(Exercise material)
## Start
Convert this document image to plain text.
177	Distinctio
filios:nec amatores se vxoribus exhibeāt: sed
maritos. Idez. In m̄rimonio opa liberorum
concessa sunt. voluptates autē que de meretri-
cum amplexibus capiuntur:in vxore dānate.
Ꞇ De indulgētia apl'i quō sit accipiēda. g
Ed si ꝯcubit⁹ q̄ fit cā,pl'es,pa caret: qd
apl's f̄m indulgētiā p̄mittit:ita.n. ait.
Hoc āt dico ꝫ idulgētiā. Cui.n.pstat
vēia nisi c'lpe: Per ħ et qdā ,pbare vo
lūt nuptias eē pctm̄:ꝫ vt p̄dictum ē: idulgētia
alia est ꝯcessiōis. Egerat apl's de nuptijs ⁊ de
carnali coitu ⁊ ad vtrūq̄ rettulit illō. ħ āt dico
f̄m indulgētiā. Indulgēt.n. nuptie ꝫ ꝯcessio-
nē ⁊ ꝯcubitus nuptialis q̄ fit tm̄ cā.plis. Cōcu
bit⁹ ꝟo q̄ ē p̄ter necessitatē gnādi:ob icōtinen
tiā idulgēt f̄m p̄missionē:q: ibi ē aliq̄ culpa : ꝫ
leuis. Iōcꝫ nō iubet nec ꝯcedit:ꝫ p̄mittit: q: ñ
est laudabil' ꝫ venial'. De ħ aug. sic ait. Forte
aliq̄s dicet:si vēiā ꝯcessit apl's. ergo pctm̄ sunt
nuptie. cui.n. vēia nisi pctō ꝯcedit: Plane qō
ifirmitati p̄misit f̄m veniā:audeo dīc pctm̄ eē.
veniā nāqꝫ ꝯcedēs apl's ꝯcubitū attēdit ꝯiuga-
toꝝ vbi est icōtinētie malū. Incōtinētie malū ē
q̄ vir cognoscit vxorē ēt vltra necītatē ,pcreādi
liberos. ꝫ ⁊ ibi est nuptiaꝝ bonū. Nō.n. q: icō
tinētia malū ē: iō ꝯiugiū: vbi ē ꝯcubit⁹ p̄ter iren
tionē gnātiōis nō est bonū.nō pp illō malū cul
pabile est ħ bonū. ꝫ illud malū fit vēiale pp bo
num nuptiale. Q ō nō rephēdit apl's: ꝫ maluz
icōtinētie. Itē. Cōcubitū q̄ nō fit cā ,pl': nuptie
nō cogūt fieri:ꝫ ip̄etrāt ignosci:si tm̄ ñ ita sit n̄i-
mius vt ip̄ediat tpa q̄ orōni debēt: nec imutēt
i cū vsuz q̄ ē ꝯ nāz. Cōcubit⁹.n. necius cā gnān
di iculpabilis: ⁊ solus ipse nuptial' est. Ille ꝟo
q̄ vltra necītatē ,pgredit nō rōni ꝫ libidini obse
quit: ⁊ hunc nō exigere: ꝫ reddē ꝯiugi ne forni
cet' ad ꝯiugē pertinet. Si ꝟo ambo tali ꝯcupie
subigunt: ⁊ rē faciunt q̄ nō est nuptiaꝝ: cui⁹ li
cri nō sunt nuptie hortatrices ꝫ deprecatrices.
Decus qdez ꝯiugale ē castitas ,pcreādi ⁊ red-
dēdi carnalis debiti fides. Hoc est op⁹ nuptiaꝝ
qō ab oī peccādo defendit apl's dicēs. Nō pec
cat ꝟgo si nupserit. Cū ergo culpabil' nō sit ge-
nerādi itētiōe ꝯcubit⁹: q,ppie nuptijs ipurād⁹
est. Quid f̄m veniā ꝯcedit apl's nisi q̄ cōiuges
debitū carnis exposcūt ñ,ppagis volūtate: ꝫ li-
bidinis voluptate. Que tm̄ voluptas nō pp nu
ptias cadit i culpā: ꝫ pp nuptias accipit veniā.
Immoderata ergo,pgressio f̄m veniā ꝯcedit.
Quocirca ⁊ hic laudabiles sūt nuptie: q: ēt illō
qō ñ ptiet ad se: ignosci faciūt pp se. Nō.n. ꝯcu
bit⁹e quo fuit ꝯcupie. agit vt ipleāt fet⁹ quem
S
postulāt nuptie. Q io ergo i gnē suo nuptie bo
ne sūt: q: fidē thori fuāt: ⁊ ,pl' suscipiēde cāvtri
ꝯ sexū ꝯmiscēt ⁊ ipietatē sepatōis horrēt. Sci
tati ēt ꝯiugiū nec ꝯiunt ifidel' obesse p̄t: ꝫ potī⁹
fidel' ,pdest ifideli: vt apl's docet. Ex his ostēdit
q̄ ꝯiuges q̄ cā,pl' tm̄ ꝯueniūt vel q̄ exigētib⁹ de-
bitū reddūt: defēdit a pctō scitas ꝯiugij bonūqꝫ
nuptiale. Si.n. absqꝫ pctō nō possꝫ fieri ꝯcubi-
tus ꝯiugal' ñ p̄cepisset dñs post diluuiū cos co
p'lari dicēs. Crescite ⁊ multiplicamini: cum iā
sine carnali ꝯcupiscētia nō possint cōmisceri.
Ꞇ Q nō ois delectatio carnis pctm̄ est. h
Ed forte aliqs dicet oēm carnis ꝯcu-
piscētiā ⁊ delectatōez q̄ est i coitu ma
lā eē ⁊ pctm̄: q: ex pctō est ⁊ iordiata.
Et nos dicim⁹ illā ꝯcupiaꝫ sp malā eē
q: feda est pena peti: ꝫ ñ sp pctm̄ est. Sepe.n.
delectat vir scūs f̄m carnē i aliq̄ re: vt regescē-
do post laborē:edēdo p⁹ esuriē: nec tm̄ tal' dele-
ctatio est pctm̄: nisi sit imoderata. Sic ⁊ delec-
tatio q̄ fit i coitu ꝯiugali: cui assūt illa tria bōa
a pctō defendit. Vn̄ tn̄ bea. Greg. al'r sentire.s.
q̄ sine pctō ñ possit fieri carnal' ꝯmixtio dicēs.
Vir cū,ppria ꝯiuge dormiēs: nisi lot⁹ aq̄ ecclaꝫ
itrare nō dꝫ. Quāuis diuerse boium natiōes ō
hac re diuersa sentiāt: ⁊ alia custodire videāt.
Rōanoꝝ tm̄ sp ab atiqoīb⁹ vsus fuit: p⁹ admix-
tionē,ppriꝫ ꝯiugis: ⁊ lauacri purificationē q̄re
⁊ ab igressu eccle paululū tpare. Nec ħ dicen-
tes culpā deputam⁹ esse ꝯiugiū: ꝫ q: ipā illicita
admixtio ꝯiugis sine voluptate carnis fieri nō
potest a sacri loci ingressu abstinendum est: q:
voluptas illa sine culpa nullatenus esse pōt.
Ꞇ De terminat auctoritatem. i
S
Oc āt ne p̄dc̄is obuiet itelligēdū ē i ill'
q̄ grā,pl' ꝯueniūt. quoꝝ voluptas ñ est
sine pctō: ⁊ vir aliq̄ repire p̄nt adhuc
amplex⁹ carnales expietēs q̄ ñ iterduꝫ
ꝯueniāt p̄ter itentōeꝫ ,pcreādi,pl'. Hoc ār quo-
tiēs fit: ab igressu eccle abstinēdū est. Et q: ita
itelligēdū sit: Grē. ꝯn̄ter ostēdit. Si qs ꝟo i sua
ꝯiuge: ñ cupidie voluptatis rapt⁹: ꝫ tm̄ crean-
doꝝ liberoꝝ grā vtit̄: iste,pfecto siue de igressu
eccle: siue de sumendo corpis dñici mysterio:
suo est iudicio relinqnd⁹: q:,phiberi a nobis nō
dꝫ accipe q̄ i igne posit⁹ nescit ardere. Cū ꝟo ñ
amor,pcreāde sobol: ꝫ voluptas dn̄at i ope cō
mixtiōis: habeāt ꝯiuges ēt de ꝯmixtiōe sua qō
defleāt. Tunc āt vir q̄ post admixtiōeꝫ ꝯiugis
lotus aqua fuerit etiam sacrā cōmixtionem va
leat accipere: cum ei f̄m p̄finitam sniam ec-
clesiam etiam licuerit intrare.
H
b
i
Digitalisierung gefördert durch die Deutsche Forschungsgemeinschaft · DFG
## End
(Given instruction) Sift the material for lines with the string "dicēs". Copy each one found.

(Solution for this problem)
qō ab oī peccādo defendit apl's dicēs. Nō pec
p'lari dicēs. Crescite ⁊ multiplicamini: cum iā
q̄ sine pctō ñ possit fieri carnal' ꝯmixtio dicēs.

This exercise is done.